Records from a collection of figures
<<<<

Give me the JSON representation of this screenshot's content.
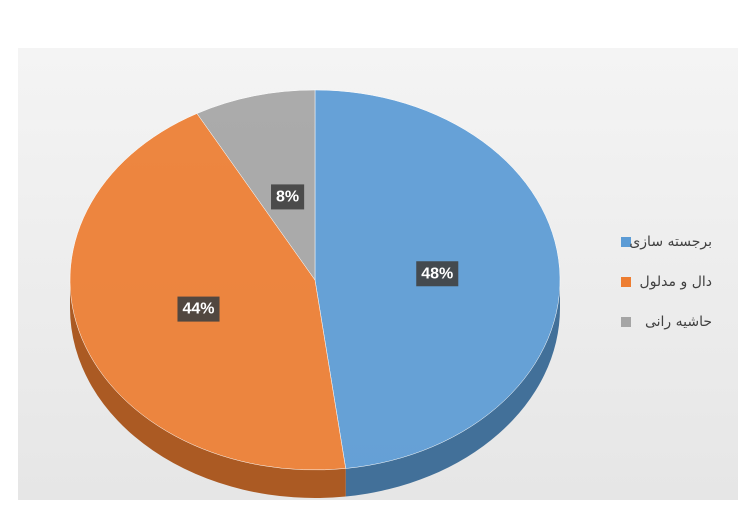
{
  "chart_data": {
    "type": "pie",
    "categories": [
      "برجسته سازی",
      "دال و مدلول",
      "حاشیه رانی"
    ],
    "values": [
      48,
      44,
      8
    ],
    "value_labels": [
      "48%",
      "44%",
      "8%"
    ],
    "colors": [
      "#5b9bd5",
      "#ed7d31",
      "#a5a5a5"
    ]
  }
}
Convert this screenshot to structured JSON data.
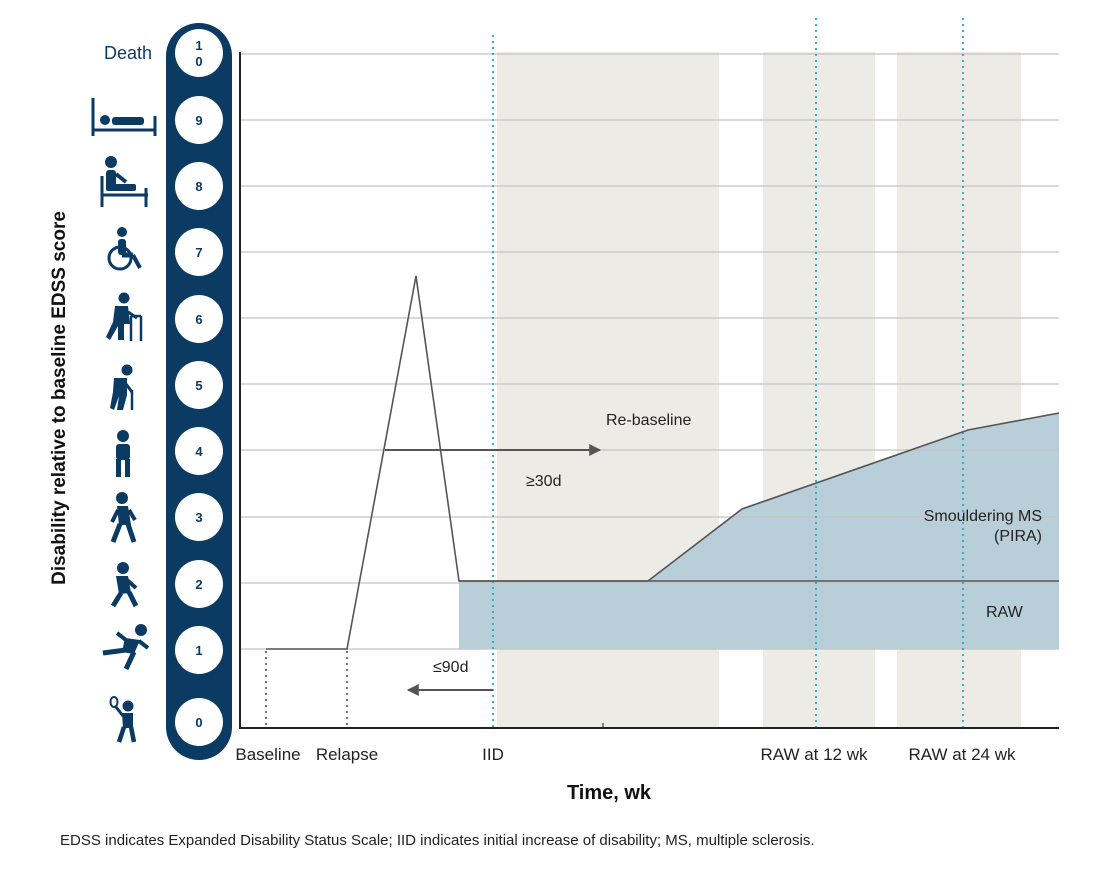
{
  "y_axis_label": "Disability relative to baseline EDSS score",
  "x_axis_label": "Time, wk",
  "death_label": "Death",
  "edss_scale": [
    "0",
    "1",
    "2",
    "3",
    "4",
    "5",
    "6",
    "7",
    "8",
    "9",
    "1\n0"
  ],
  "icons": [
    "person-with-racket-icon",
    "running-person-icon",
    "limping-walking-person-icon",
    "walking-person-icon",
    "standing-person-icon",
    "person-with-cane-icon",
    "person-with-walker-icon",
    "wheelchair-icon",
    "person-sitting-in-bed-icon",
    "person-lying-in-bed-icon"
  ],
  "x_ticks": {
    "baseline": "Baseline",
    "relapse": "Relapse",
    "iid": "IID",
    "raw12": "RAW at 12 wk",
    "raw24": "RAW at 24 wk"
  },
  "annotations": {
    "rebaseline": "Re-baseline",
    "ge30d": "≥30d",
    "le90d": "≤90d",
    "smouldering_line1": "Smouldering MS",
    "smouldering_line2": "(PIRA)",
    "raw": "RAW"
  },
  "footnote": "EDSS indicates Expanded Disability Status Scale; IID indicates initial increase of disability; MS, multiple sclerosis.",
  "colors": {
    "navy": "#0b3a63",
    "shaded_band": "#ecebe5",
    "raw_fill": "#b8ced8",
    "grid": "#c4c4c4",
    "dotted_teal": "#2aa8c0",
    "line": "#555555"
  },
  "chart_data": {
    "type": "line",
    "y_scale": "EDSS score",
    "ylim": [
      0,
      10
    ],
    "grid": true,
    "x_events": [
      "Baseline",
      "Relapse",
      "IID",
      "RAW at 12 wk",
      "RAW at 24 wk"
    ],
    "series": [
      {
        "points": [
          {
            "x": "Baseline",
            "y": 1.0
          },
          {
            "x": "Relapse",
            "y": 1.0
          },
          {
            "x": "peak",
            "y": 6.7
          },
          {
            "x": "after peak",
            "y": 2.0
          },
          {
            "x": "IID",
            "y": 2.0
          },
          {
            "x": "progression start",
            "y": 2.0
          },
          {
            "x": "RAW at 12 wk",
            "y": 3.5
          },
          {
            "x": "RAW at 24 wk",
            "y": 4.3
          },
          {
            "x": "end",
            "y": 4.55
          }
        ]
      }
    ],
    "regions": [
      {
        "label": "RAW",
        "y_range": [
          1,
          2
        ]
      },
      {
        "label": "Smouldering MS (PIRA)",
        "y_range": [
          2,
          4.55
        ]
      }
    ]
  }
}
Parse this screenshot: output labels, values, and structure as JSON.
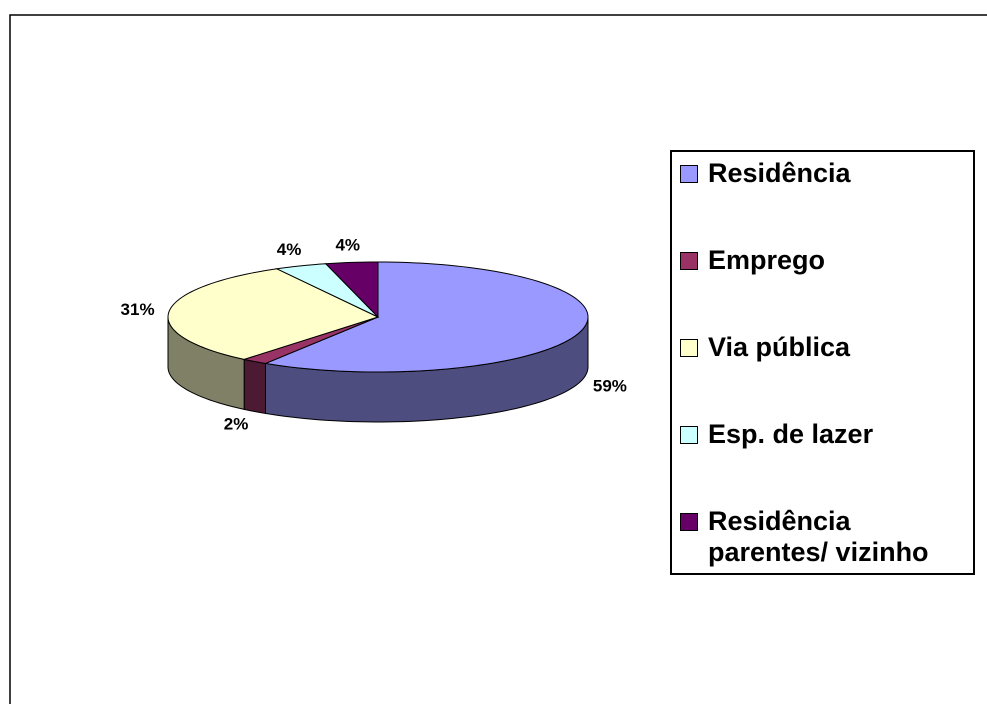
{
  "chart_data": {
    "type": "pie",
    "categories": [
      "Residência",
      "Emprego",
      "Via pública",
      "Esp. de lazer",
      "Residência parentes/ vizinho"
    ],
    "values": [
      59,
      2,
      31,
      4,
      4
    ],
    "value_labels": [
      "59%",
      "2%",
      "31%",
      "4%",
      "4%"
    ],
    "colors": [
      "#9999ff",
      "#993366",
      "#ffffcc",
      "#ccffff",
      "#660066"
    ],
    "legend": "right"
  }
}
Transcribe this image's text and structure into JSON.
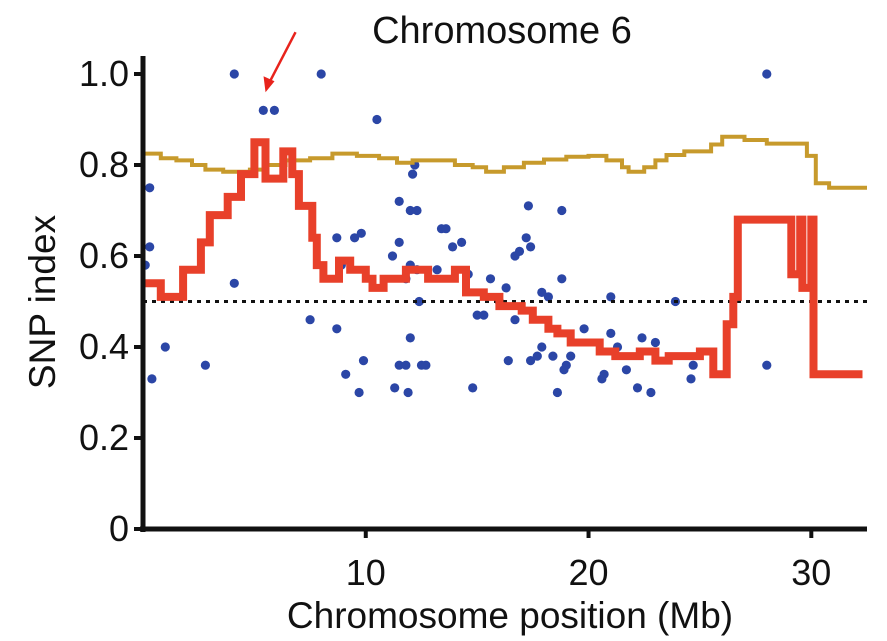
{
  "chart_data": {
    "type": "scatter",
    "title": "Chromosome 6",
    "xlabel": "Chromosome position (Mb)",
    "ylabel": "SNP index",
    "xlim": [
      0,
      32.5
    ],
    "ylim": [
      0,
      1.0
    ],
    "x_ticks": [
      {
        "value": 10,
        "label": "10"
      },
      {
        "value": 20,
        "label": "20"
      },
      {
        "value": 30,
        "label": "30"
      }
    ],
    "y_ticks": [
      {
        "value": 0,
        "label": "0"
      },
      {
        "value": 0.2,
        "label": "0.2"
      },
      {
        "value": 0.4,
        "label": "0.4"
      },
      {
        "value": 0.6,
        "label": "0.6"
      },
      {
        "value": 0.8,
        "label": "0.8"
      },
      {
        "value": 1.0,
        "label": "1.0"
      }
    ],
    "reference_line": {
      "y": 0.5,
      "style": "dotted",
      "color": "#111111"
    },
    "arrow_marker": {
      "x": 5.5,
      "y": 0.96,
      "color": "#e8231c"
    },
    "series": [
      {
        "kind": "points",
        "color": "#2b46a6",
        "points": [
          [
            0.1,
            0.58
          ],
          [
            0.3,
            0.75
          ],
          [
            0.3,
            0.62
          ],
          [
            0.4,
            0.33
          ],
          [
            1.0,
            0.4
          ],
          [
            2.8,
            0.36
          ],
          [
            4.1,
            1.0
          ],
          [
            4.1,
            0.54
          ],
          [
            5.4,
            0.92
          ],
          [
            5.9,
            0.92
          ],
          [
            8.0,
            1.0
          ],
          [
            7.5,
            0.46
          ],
          [
            8.7,
            0.64
          ],
          [
            8.7,
            0.44
          ],
          [
            8.9,
            0.58
          ],
          [
            9.1,
            0.34
          ],
          [
            9.5,
            0.64
          ],
          [
            9.8,
            0.65
          ],
          [
            9.7,
            0.3
          ],
          [
            9.9,
            0.37
          ],
          [
            10.5,
            0.9
          ],
          [
            11.2,
            0.6
          ],
          [
            11.5,
            0.72
          ],
          [
            11.5,
            0.63
          ],
          [
            11.5,
            0.36
          ],
          [
            11.3,
            0.31
          ],
          [
            11.8,
            0.55
          ],
          [
            11.8,
            0.36
          ],
          [
            11.9,
            0.3
          ],
          [
            12.0,
            0.7
          ],
          [
            12.0,
            0.58
          ],
          [
            12.0,
            0.42
          ],
          [
            12.1,
            0.78
          ],
          [
            12.2,
            0.8
          ],
          [
            12.3,
            0.7
          ],
          [
            12.5,
            0.36
          ],
          [
            12.3,
            0.57
          ],
          [
            12.4,
            0.5
          ],
          [
            12.7,
            0.36
          ],
          [
            13.2,
            0.57
          ],
          [
            13.4,
            0.66
          ],
          [
            13.6,
            0.66
          ],
          [
            13.9,
            0.62
          ],
          [
            14.3,
            0.63
          ],
          [
            14.6,
            0.56
          ],
          [
            14.8,
            0.31
          ],
          [
            15.0,
            0.47
          ],
          [
            15.3,
            0.47
          ],
          [
            15.6,
            0.55
          ],
          [
            16.0,
            0.5
          ],
          [
            16.3,
            0.53
          ],
          [
            16.4,
            0.37
          ],
          [
            16.7,
            0.6
          ],
          [
            16.7,
            0.46
          ],
          [
            16.9,
            0.61
          ],
          [
            17.2,
            0.64
          ],
          [
            17.3,
            0.71
          ],
          [
            17.4,
            0.62
          ],
          [
            17.4,
            0.37
          ],
          [
            17.7,
            0.38
          ],
          [
            17.9,
            0.52
          ],
          [
            17.9,
            0.4
          ],
          [
            18.2,
            0.51
          ],
          [
            18.4,
            0.38
          ],
          [
            18.6,
            0.3
          ],
          [
            18.8,
            0.7
          ],
          [
            18.8,
            0.55
          ],
          [
            18.9,
            0.35
          ],
          [
            19.0,
            0.36
          ],
          [
            19.2,
            0.38
          ],
          [
            19.8,
            0.44
          ],
          [
            20.6,
            0.33
          ],
          [
            20.7,
            0.34
          ],
          [
            21.0,
            0.51
          ],
          [
            21.0,
            0.43
          ],
          [
            21.3,
            0.4
          ],
          [
            21.7,
            0.35
          ],
          [
            22.2,
            0.31
          ],
          [
            22.4,
            0.42
          ],
          [
            22.8,
            0.3
          ],
          [
            23.0,
            0.41
          ],
          [
            23.9,
            0.5
          ],
          [
            24.6,
            0.33
          ],
          [
            24.7,
            0.36
          ],
          [
            28.0,
            1.0
          ],
          [
            28.0,
            0.36
          ]
        ]
      },
      {
        "kind": "step-line",
        "color": "#c79a2c",
        "points": [
          [
            0,
            0.825
          ],
          [
            0.8,
            0.825
          ],
          [
            0.8,
            0.815
          ],
          [
            1.5,
            0.815
          ],
          [
            1.5,
            0.81
          ],
          [
            2.2,
            0.81
          ],
          [
            2.2,
            0.8
          ],
          [
            2.8,
            0.8
          ],
          [
            2.8,
            0.79
          ],
          [
            3.6,
            0.79
          ],
          [
            3.6,
            0.785
          ],
          [
            4.8,
            0.785
          ],
          [
            4.8,
            0.79
          ],
          [
            5.5,
            0.79
          ],
          [
            5.5,
            0.8
          ],
          [
            6.4,
            0.8
          ],
          [
            6.4,
            0.81
          ],
          [
            7.5,
            0.81
          ],
          [
            7.5,
            0.815
          ],
          [
            8.5,
            0.815
          ],
          [
            8.5,
            0.825
          ],
          [
            9.6,
            0.825
          ],
          [
            9.6,
            0.82
          ],
          [
            10.6,
            0.82
          ],
          [
            10.6,
            0.815
          ],
          [
            11.4,
            0.815
          ],
          [
            11.4,
            0.805
          ],
          [
            12.1,
            0.805
          ],
          [
            12.1,
            0.81
          ],
          [
            14.0,
            0.81
          ],
          [
            14.0,
            0.8
          ],
          [
            14.8,
            0.8
          ],
          [
            14.8,
            0.795
          ],
          [
            15.4,
            0.795
          ],
          [
            15.4,
            0.785
          ],
          [
            16.2,
            0.785
          ],
          [
            16.2,
            0.795
          ],
          [
            17.1,
            0.795
          ],
          [
            17.1,
            0.805
          ],
          [
            18.0,
            0.805
          ],
          [
            18.0,
            0.812
          ],
          [
            19.0,
            0.812
          ],
          [
            19.0,
            0.818
          ],
          [
            20.0,
            0.818
          ],
          [
            20.0,
            0.82
          ],
          [
            20.8,
            0.82
          ],
          [
            20.8,
            0.81
          ],
          [
            21.5,
            0.81
          ],
          [
            21.5,
            0.795
          ],
          [
            21.8,
            0.795
          ],
          [
            21.8,
            0.785
          ],
          [
            22.5,
            0.785
          ],
          [
            22.5,
            0.795
          ],
          [
            23.0,
            0.795
          ],
          [
            23.0,
            0.81
          ],
          [
            23.5,
            0.81
          ],
          [
            23.5,
            0.822
          ],
          [
            24.3,
            0.822
          ],
          [
            24.3,
            0.83
          ],
          [
            25.5,
            0.83
          ],
          [
            25.5,
            0.845
          ],
          [
            26.0,
            0.845
          ],
          [
            26.0,
            0.862
          ],
          [
            27.0,
            0.862
          ],
          [
            27.0,
            0.855
          ],
          [
            28.0,
            0.855
          ],
          [
            28.0,
            0.847
          ],
          [
            29.8,
            0.847
          ],
          [
            29.8,
            0.82
          ],
          [
            30.2,
            0.82
          ],
          [
            30.2,
            0.76
          ],
          [
            30.8,
            0.76
          ],
          [
            30.8,
            0.75
          ],
          [
            32.5,
            0.75
          ]
        ]
      },
      {
        "kind": "step-line",
        "color": "#e8402a",
        "points": [
          [
            0,
            0.54
          ],
          [
            0.8,
            0.54
          ],
          [
            0.8,
            0.51
          ],
          [
            1.8,
            0.51
          ],
          [
            1.8,
            0.57
          ],
          [
            2.6,
            0.57
          ],
          [
            2.6,
            0.63
          ],
          [
            3.0,
            0.63
          ],
          [
            3.0,
            0.69
          ],
          [
            3.8,
            0.69
          ],
          [
            3.8,
            0.73
          ],
          [
            4.4,
            0.73
          ],
          [
            4.4,
            0.78
          ],
          [
            5.0,
            0.78
          ],
          [
            5.0,
            0.85
          ],
          [
            5.5,
            0.85
          ],
          [
            5.5,
            0.77
          ],
          [
            6.3,
            0.77
          ],
          [
            6.3,
            0.83
          ],
          [
            6.7,
            0.83
          ],
          [
            6.7,
            0.78
          ],
          [
            7.0,
            0.78
          ],
          [
            7.0,
            0.71
          ],
          [
            7.6,
            0.71
          ],
          [
            7.6,
            0.64
          ],
          [
            7.8,
            0.64
          ],
          [
            7.8,
            0.58
          ],
          [
            8.1,
            0.58
          ],
          [
            8.1,
            0.55
          ],
          [
            8.8,
            0.55
          ],
          [
            8.8,
            0.59
          ],
          [
            9.3,
            0.59
          ],
          [
            9.3,
            0.57
          ],
          [
            10.0,
            0.57
          ],
          [
            10.0,
            0.55
          ],
          [
            10.3,
            0.55
          ],
          [
            10.3,
            0.53
          ],
          [
            10.8,
            0.53
          ],
          [
            10.8,
            0.55
          ],
          [
            11.8,
            0.55
          ],
          [
            11.8,
            0.57
          ],
          [
            12.8,
            0.57
          ],
          [
            12.8,
            0.55
          ],
          [
            14.0,
            0.55
          ],
          [
            14.0,
            0.57
          ],
          [
            14.5,
            0.57
          ],
          [
            14.5,
            0.52
          ],
          [
            15.3,
            0.52
          ],
          [
            15.3,
            0.51
          ],
          [
            16.0,
            0.51
          ],
          [
            16.0,
            0.49
          ],
          [
            17.0,
            0.49
          ],
          [
            17.0,
            0.48
          ],
          [
            17.5,
            0.48
          ],
          [
            17.5,
            0.46
          ],
          [
            18.2,
            0.46
          ],
          [
            18.2,
            0.44
          ],
          [
            18.6,
            0.44
          ],
          [
            18.6,
            0.43
          ],
          [
            19.2,
            0.43
          ],
          [
            19.2,
            0.41
          ],
          [
            20.5,
            0.41
          ],
          [
            20.5,
            0.39
          ],
          [
            21.2,
            0.39
          ],
          [
            21.2,
            0.38
          ],
          [
            22.3,
            0.38
          ],
          [
            22.3,
            0.39
          ],
          [
            23.0,
            0.39
          ],
          [
            23.0,
            0.37
          ],
          [
            23.6,
            0.37
          ],
          [
            23.6,
            0.38
          ],
          [
            25.0,
            0.38
          ],
          [
            25.0,
            0.39
          ],
          [
            25.6,
            0.39
          ],
          [
            25.6,
            0.34
          ],
          [
            26.2,
            0.34
          ],
          [
            26.2,
            0.45
          ],
          [
            26.5,
            0.45
          ],
          [
            26.5,
            0.51
          ],
          [
            26.7,
            0.51
          ],
          [
            26.7,
            0.68
          ],
          [
            29.1,
            0.68
          ],
          [
            29.1,
            0.56
          ],
          [
            29.5,
            0.56
          ],
          [
            29.5,
            0.68
          ],
          [
            29.6,
            0.68
          ],
          [
            29.6,
            0.53
          ],
          [
            30.0,
            0.53
          ],
          [
            30.0,
            0.68
          ],
          [
            30.1,
            0.68
          ],
          [
            30.1,
            0.34
          ],
          [
            32.3,
            0.34
          ]
        ]
      }
    ]
  }
}
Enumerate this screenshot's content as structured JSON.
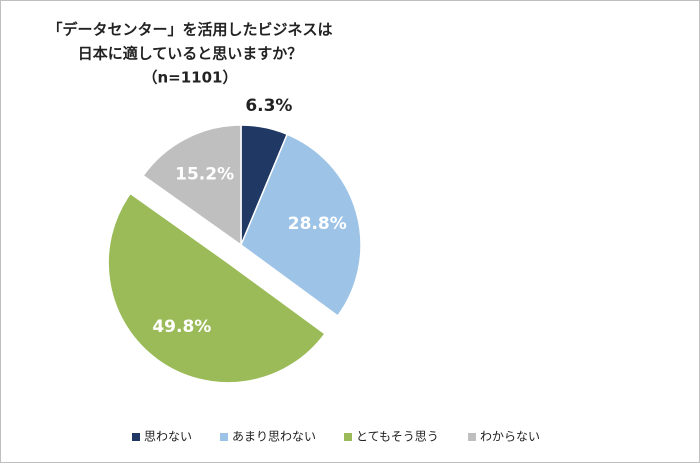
{
  "chart_data": {
    "type": "pie",
    "title": [
      "「データセンター」を活用したビジネスは",
      "日本に適していると思いますか？"
    ],
    "subtitle": "（n=1101）",
    "categories": [
      "思わない",
      "あまり思わない",
      "とてもそう思う",
      "わからない"
    ],
    "values": [
      6.3,
      28.8,
      49.8,
      15.2
    ],
    "value_labels": [
      "6.3%",
      "28.8%",
      "49.8%",
      "15.2%"
    ],
    "colors": [
      "#1f3864",
      "#9dc3e6",
      "#9bbb59",
      "#bfbfbf"
    ],
    "explode": [
      false,
      false,
      true,
      false
    ],
    "legend": "bottom"
  }
}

>>>>

## Direction
Pictures are to be left out; otherwise, copy exactly each line from the one containing "Enumerate this screenshot's" through the last line of the listing.

## Complete answer
Enumerate this screenshot's content as structured JSON.
{
  "chart_data": {
    "type": "pie",
    "title": [
      "「データセンター」を活用したビジネスは",
      "日本に適していると思いますか？"
    ],
    "subtitle": "（n=1101）",
    "categories": [
      "思わない",
      "あまり思わない",
      "とてもそう思う",
      "わからない"
    ],
    "values": [
      6.3,
      28.8,
      49.8,
      15.2
    ],
    "value_labels": [
      "6.3%",
      "28.8%",
      "49.8%",
      "15.2%"
    ],
    "colors": [
      "#1f3864",
      "#9dc3e6",
      "#9bbb59",
      "#bfbfbf"
    ],
    "explode": [
      false,
      false,
      true,
      false
    ],
    "legend": "bottom"
  }
}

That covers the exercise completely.